:: TAREFA CURTA A ::
Nas entradas, do começo até a linha que contém "most 100 elements.", troque "screenshot" por "image" e reescreva apenas essas linhas, sem nenhuma outra alteração. Deixe as imagens de fora da resposta.

==*==

A importância de Quino na vida de Daniel Brandão é tão grande que, quando sua filha nasceu, as pessoas que faziam visitas ganhavam tiras da Mafalda de presente. "O que eu e minha esposa queríamos era registrar que desejávamos para a nossa filha o mundo que ele idealizava e tentava transformar com seu trabalho", explica. "Quino é imortal!", soma Daniel, ao sentimento compartilhado por todos que amam a obra do artista argentino.

Após o editor, Daniel Divinsky, confirmar a morte de Quino, pessoas estão prestando homenagens nas redes sociais. Até o momento de produção desta matéria, o termo "Mafalda" contava com mais de 280 mil tweets, enquanto "Quino" tinha aproximadamente 470 mil.

==*==

:: TAREFA CURTA B ::
Transcreva o trecho do texto sobre Quino que vai de "A importância de" até "do artista argentino.".

==*==

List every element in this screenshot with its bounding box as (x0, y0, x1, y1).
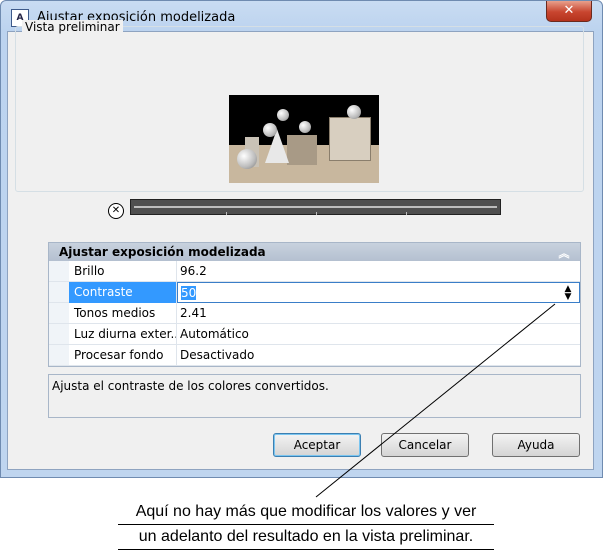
caption-line-1: Aquí no hay más que modificar los valore… (118, 500, 494, 525)
caption-line-2: un adelanto del resultado en la vista pr… (118, 525, 494, 550)
annotation-caption: Aquí no hay más que modificar los valore… (118, 500, 494, 550)
callout-line (315, 303, 556, 498)
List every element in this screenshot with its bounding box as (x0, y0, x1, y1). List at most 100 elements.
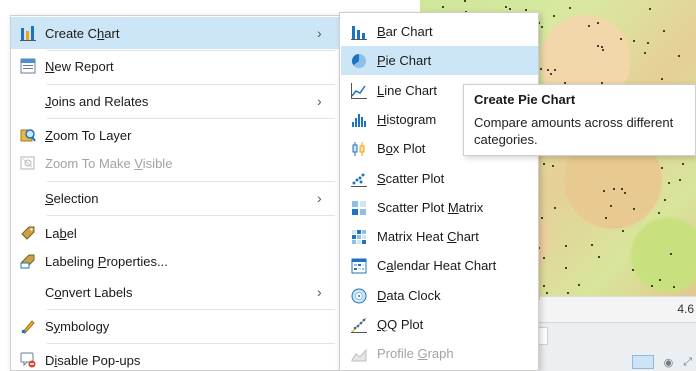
disable-popups-icon (11, 352, 45, 368)
map-feature-dot (602, 49, 604, 51)
calendar-heat-chart-icon (341, 258, 377, 274)
map-feature-dot (541, 26, 543, 28)
map-feature-dot (658, 212, 660, 214)
map-feature-dot (543, 285, 545, 287)
menu-item-labeling-properties[interactable]: Labeling Properties... (11, 245, 339, 277)
submenu-item-label: Calendar Heat Chart (377, 258, 497, 273)
map-feature-dot (554, 69, 556, 71)
menu-item-label: Convert Labels (45, 284, 133, 300)
map-feature-dot (605, 217, 607, 219)
histogram-icon (341, 112, 377, 128)
map-feature-dot (651, 285, 653, 287)
submenu-item-bar-chart[interactable]: Bar Chart (341, 17, 538, 46)
map-feature-dot (633, 208, 635, 210)
new-report-icon (11, 58, 45, 74)
box-plot-icon (341, 141, 377, 157)
map-feature-dot (659, 279, 661, 281)
map-feature-dot (567, 292, 569, 294)
submenu-arrow-icon: › (317, 93, 322, 109)
submenu-item-label: Pie Chart (377, 53, 432, 68)
map-feature-dot (597, 22, 599, 24)
map-feature-dot (603, 190, 605, 192)
map-feature-dot (621, 188, 623, 190)
map-feature-dot (673, 286, 675, 288)
submenu-item-scatter-plot-matrix[interactable]: Scatter Plot Matrix (341, 193, 538, 222)
line-chart-icon (341, 82, 377, 99)
menu-item-new-report[interactable]: New Report (11, 50, 339, 82)
data-clock-icon (341, 288, 377, 304)
menu-item-zoom-to-make-visible: Zoom To Make Visible (11, 147, 339, 179)
menu-item-joins-and-relates[interactable]: Joins and Relates › (11, 85, 339, 117)
submenu-item-label: Profile Graph (377, 346, 454, 361)
menu-item-label: Disable Pop-ups (45, 352, 141, 368)
map-feature-dot (663, 30, 665, 32)
map-feature-dot (442, 6, 444, 8)
labeling-properties-icon (11, 253, 45, 269)
map-feature-dot (565, 267, 567, 269)
full-extent-icon[interactable]: ⤢ (683, 356, 692, 369)
map-feature-dot (541, 217, 543, 219)
map-feature-dot (591, 244, 593, 246)
submenu-item-label: Data Clock (377, 288, 441, 303)
explore-tool-icon[interactable] (631, 355, 654, 369)
map-feature-dot (588, 25, 590, 27)
zoom-to-layer-icon (11, 127, 45, 143)
menu-item-label: Zoom To Make Visible (45, 155, 173, 171)
map-feature-dot (679, 179, 681, 181)
map-feature-dot (644, 52, 646, 54)
map-feature-dot (613, 188, 615, 190)
map-feature-dot (670, 253, 672, 255)
submenu-item-data-clock[interactable]: Data Clock (341, 281, 538, 310)
submenu-item-matrix-heat-chart[interactable]: Matrix Heat Chart (341, 222, 538, 251)
map-feature-dot (543, 257, 545, 259)
matrix-heat-chart-icon (341, 229, 377, 245)
submenu-item-label: QQ Plot (377, 317, 424, 332)
scale-readout: 4.6 (677, 302, 694, 316)
tooltip-title: Create Pie Chart (474, 92, 576, 107)
bar-chart-icon (341, 24, 377, 40)
map-feature-dot (543, 163, 545, 165)
submenu-item-qq-plot[interactable]: QQ Plot (341, 310, 538, 339)
submenu-item-label: Matrix Heat Chart (377, 229, 479, 244)
submenu-item-label: Scatter Plot (377, 171, 445, 186)
map-feature-dot (610, 205, 612, 207)
map-feature-dot (569, 7, 571, 9)
submenu-arrow-icon: › (317, 25, 322, 41)
menu-item-selection[interactable]: Selection › (11, 182, 339, 214)
map-feature-dot (601, 46, 603, 48)
map-feature-dot (682, 163, 684, 165)
map-feature-dot (649, 8, 651, 10)
map-feature-dot (664, 199, 666, 201)
map-feature-dot (464, 0, 466, 2)
map-feature-dot (525, 9, 527, 11)
map-feature-dot (624, 192, 626, 194)
menu-item-label: Create Chart (45, 25, 120, 41)
submenu-item-scatter-plot[interactable]: Scatter Plot (341, 164, 538, 193)
menu-item-label: Zoom To Layer (45, 127, 132, 143)
map-feature-dot (661, 78, 663, 80)
submenu-arrow-icon: › (317, 190, 322, 206)
submenu-item-calendar-heat-chart[interactable]: Calendar Heat Chart (341, 251, 538, 280)
map-feature-dot (678, 55, 680, 57)
pan-tool-icon[interactable]: ◉ (664, 356, 674, 369)
menu-item-label: Joins and Relates (45, 93, 149, 109)
menu-item-convert-labels[interactable]: Convert Labels › (11, 276, 339, 308)
map-feature-dot (597, 45, 599, 47)
map-status-bar: 4.6 (540, 296, 696, 322)
submenu-item-label: Bar Chart (377, 24, 433, 39)
map-feature-dot (661, 167, 663, 169)
symbology-icon (11, 318, 45, 334)
map-feature-dot (633, 40, 635, 42)
map-feature-dot (505, 6, 507, 8)
menu-item-symbology[interactable]: Symbology (11, 310, 339, 342)
map-feature-dot (578, 284, 580, 286)
submenu-item-label: Scatter Plot Matrix (377, 200, 484, 215)
nav-tools: ◉ ⤢ (631, 355, 692, 369)
tooltip-body: Compare amounts across different categor… (474, 115, 674, 147)
submenu-item-pie-chart[interactable]: Pie Chart (341, 46, 538, 75)
menu-item-create-chart[interactable]: Create Chart › (11, 17, 339, 49)
map-feature-dot (550, 73, 552, 75)
create-chart-icon (11, 25, 45, 41)
submenu-item-profile-graph: Profile Graph (341, 339, 538, 368)
menu-item-disable-popups[interactable]: Disable Pop-ups (11, 344, 339, 371)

==*==

:: RESULTADO DA TAREFA A ::
List every element in this image with its bounding box as (x0, y0, x1, y1).
caption-line-1: Aquí no hay más que modificar los valore… (118, 500, 494, 525)
caption-line-2: un adelanto del resultado en la vista pr… (118, 525, 494, 550)
annotation-caption: Aquí no hay más que modificar los valore… (118, 500, 494, 550)
callout-line (315, 303, 556, 498)
List every element in this image with its bounding box as (x0, y0, x1, y1). List at most 100 elements.

:: RESULTADO DA TAREFA B ::
A importância de Quino na vida de Daniel Brandão é tão grande que, quando sua filha nasceu, as pessoas que faziam visitas ganhavam tiras da Mafalda de presente. "O que eu e minha esposa queríamos era registrar que desejávamos para a nossa filha o mundo que ele idealizava e tentava transformar com seu trabalho", explica. "Quino é imortal!", soma Daniel, ao sentimento compartilhado por todos que amam a obra do artista argentino.